* GIVEN TASK: Pictures stay out of the copy; restate everything else in the material exactly.

* DATA TO USE:
— BEGIN —

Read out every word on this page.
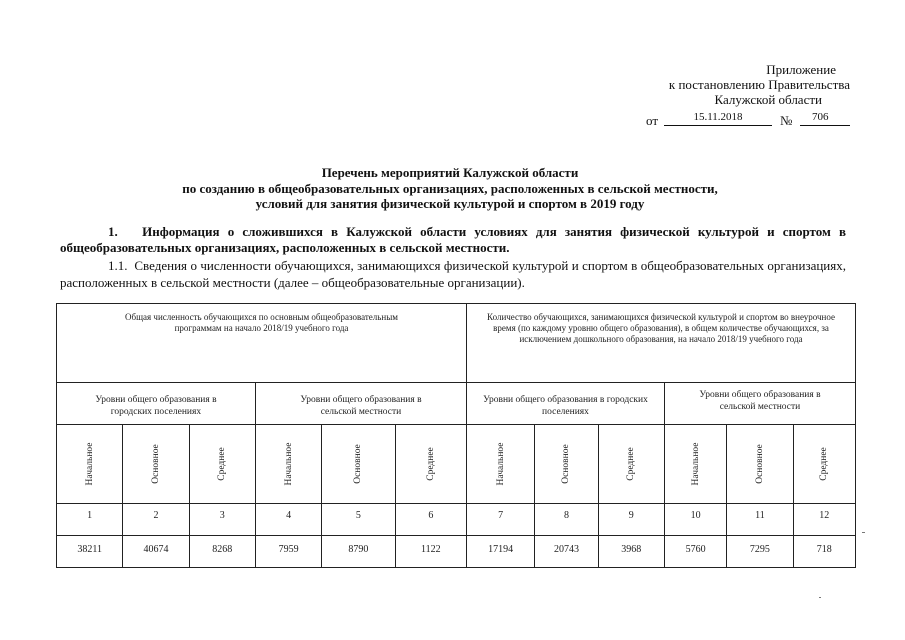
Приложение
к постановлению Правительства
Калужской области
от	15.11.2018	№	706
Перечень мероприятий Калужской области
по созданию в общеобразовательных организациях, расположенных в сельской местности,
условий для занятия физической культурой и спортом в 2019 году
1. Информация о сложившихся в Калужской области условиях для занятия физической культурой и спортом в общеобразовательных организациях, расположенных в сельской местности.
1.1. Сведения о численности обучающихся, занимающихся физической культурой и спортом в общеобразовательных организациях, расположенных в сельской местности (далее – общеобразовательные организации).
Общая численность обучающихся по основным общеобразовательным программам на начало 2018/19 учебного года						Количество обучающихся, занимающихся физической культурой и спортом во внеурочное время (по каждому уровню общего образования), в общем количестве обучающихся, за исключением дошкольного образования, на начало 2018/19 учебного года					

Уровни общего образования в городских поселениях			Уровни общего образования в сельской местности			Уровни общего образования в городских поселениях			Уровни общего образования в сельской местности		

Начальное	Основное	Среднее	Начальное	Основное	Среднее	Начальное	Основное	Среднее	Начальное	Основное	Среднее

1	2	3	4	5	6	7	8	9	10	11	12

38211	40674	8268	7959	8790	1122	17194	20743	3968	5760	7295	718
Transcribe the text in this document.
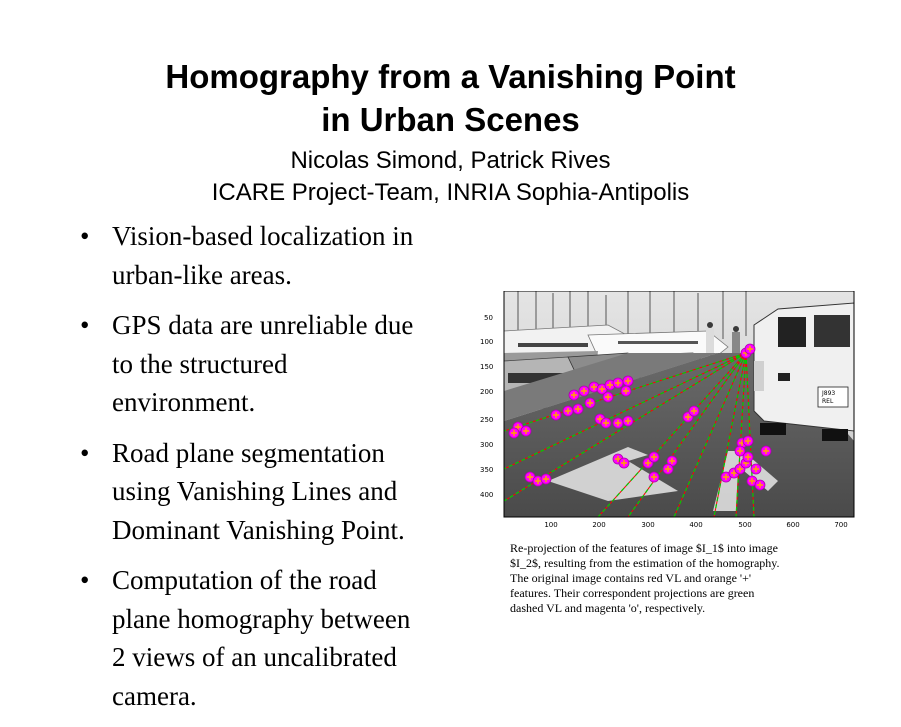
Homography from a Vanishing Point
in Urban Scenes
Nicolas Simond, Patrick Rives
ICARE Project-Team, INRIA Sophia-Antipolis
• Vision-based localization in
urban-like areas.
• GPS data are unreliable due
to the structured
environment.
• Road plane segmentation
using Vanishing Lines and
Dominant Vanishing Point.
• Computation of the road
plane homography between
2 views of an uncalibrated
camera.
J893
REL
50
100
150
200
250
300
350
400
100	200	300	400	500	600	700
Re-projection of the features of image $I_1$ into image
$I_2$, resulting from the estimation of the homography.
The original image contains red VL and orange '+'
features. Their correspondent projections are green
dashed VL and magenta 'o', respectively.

— END —

* REPLY TO THE TASK:
Read out every word on this page.
Приложение
к постановлению Правительства
Калужской области
от	15.11.2018	№	706
Перечень мероприятий Калужской области
по созданию в общеобразовательных организациях, расположенных в сельской местности,
условий для занятия физической культурой и спортом в 2019 году
1. Информация о сложившихся в Калужской области условиях для занятия физической культурой и спортом в общеобразовательных организациях, расположенных в сельской местности.
1.1. Сведения о численности обучающихся, занимающихся физической культурой и спортом в общеобразовательных организациях, расположенных в сельской местности (далее – общеобразовательные организации).
Общая численность обучающихся по основным общеобразовательным программам на начало 2018/19 учебного года						Количество обучающихся, занимающихся физической культурой и спортом во внеурочное время (по каждому уровню общего образования), в общем количестве обучающихся, за исключением дошкольного образования, на начало 2018/19 учебного года					

Уровни общего образования в городских поселениях			Уровни общего образования в сельской местности			Уровни общего образования в городских поселениях			Уровни общего образования в сельской местности		

Начальное	Основное	Среднее	Начальное	Основное	Среднее	Начальное	Основное	Среднее	Начальное	Основное	Среднее

1	2	3	4	5	6	7	8	9	10	11	12

38211	40674	8268	7959	8790	1122	17194	20743	3968	5760	7295	718
Transcribe the text in this document.
Homography from a Vanishing Point
in Urban Scenes
Nicolas Simond, Patrick Rives
ICARE Project-Team, INRIA Sophia-Antipolis
• Vision-based localization in
urban-like areas.
• GPS data are unreliable due
to the structured
environment.
• Road plane segmentation
using Vanishing Lines and
Dominant Vanishing Point.
• Computation of the road
plane homography between
2 views of an uncalibrated
camera.
J893
REL
50
100
150
200
250
300
350
400
100	200	300	400	500	600	700
Re-projection of the features of image $I_1$ into image
$I_2$, resulting from the estimation of the homography.
The original image contains red VL and orange '+'
features. Their correspondent projections are green
dashed VL and magenta 'o', respectively.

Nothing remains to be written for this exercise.